Exercise description:
Read through the data and report every line in which the word "可选消费指数" occurs.

(Items from a figure collection)
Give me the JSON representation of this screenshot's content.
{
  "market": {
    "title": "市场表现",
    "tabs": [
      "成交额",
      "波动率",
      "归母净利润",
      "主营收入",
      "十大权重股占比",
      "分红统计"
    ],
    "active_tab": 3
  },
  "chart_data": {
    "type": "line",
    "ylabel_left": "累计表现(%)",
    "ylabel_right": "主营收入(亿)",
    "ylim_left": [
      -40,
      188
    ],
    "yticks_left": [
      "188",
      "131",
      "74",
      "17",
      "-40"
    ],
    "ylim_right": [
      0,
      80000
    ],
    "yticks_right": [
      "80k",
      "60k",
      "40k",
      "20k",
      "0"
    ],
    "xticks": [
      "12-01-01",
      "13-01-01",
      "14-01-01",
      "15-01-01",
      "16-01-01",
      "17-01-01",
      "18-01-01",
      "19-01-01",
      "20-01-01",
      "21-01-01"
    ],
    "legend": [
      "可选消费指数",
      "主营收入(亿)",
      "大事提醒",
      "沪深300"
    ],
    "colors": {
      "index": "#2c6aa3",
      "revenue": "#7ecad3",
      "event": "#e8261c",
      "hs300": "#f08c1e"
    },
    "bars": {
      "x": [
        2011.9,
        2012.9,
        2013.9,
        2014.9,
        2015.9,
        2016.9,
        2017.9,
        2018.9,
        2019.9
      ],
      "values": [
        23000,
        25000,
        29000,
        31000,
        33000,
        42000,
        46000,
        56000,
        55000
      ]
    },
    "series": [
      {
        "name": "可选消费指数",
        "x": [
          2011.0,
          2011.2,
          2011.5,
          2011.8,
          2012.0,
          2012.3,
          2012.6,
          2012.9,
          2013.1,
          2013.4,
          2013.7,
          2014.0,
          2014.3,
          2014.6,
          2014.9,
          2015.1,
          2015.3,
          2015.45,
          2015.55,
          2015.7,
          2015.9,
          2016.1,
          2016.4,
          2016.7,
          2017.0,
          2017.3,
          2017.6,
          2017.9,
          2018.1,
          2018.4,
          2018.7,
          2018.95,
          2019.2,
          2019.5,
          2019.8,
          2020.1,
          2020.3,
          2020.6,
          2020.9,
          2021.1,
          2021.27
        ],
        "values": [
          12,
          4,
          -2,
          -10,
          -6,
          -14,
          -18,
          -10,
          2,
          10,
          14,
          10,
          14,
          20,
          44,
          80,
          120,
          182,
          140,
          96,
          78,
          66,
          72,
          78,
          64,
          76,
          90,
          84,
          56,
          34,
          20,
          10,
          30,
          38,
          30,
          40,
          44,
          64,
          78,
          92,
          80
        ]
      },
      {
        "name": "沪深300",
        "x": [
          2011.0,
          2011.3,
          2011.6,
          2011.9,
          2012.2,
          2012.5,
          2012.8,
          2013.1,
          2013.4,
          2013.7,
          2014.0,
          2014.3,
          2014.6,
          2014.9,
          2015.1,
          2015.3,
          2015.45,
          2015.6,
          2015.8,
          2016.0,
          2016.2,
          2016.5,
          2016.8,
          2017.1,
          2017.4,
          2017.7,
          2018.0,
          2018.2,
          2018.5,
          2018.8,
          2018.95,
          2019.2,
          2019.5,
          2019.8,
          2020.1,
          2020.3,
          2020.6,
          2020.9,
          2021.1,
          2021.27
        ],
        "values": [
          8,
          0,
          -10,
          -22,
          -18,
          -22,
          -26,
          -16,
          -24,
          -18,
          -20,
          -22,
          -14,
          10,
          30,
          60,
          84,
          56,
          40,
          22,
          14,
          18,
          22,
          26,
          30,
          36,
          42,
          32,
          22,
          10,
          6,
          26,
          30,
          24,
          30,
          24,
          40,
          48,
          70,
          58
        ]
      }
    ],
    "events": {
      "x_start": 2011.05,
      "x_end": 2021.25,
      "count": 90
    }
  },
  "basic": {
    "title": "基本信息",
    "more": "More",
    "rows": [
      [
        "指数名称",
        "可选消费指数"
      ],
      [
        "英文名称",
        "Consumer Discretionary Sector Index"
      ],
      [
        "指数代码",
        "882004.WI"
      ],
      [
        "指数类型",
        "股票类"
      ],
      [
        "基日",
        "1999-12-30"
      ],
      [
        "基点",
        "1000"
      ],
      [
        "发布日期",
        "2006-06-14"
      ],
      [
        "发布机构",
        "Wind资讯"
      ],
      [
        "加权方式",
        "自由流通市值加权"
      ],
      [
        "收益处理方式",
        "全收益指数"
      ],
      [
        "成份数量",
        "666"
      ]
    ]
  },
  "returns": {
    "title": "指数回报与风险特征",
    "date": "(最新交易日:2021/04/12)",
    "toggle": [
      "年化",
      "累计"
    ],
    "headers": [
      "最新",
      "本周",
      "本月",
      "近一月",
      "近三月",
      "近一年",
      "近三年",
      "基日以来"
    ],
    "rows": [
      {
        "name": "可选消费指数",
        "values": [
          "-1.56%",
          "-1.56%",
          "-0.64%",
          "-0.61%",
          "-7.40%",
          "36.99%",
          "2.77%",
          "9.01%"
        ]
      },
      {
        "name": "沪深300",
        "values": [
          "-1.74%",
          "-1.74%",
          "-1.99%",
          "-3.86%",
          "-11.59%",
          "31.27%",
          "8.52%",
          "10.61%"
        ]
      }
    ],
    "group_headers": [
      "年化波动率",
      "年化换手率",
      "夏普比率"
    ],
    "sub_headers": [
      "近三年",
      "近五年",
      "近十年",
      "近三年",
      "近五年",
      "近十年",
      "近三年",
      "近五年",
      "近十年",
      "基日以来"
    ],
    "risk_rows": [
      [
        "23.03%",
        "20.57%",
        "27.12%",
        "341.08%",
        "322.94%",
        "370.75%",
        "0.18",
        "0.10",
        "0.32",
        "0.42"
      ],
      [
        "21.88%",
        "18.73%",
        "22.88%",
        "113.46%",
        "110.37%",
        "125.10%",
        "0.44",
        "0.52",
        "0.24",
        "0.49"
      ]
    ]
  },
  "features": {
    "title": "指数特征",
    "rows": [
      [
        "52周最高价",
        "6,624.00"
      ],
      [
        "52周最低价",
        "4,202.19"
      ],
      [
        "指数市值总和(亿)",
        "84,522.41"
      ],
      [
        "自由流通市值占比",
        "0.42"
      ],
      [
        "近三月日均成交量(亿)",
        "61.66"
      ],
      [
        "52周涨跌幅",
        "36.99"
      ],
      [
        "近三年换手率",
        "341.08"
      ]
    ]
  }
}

The solution:
      "可选消费指数",
        "name": "可选消费指数",
        "可选消费指数"
        "name": "可选消费指数",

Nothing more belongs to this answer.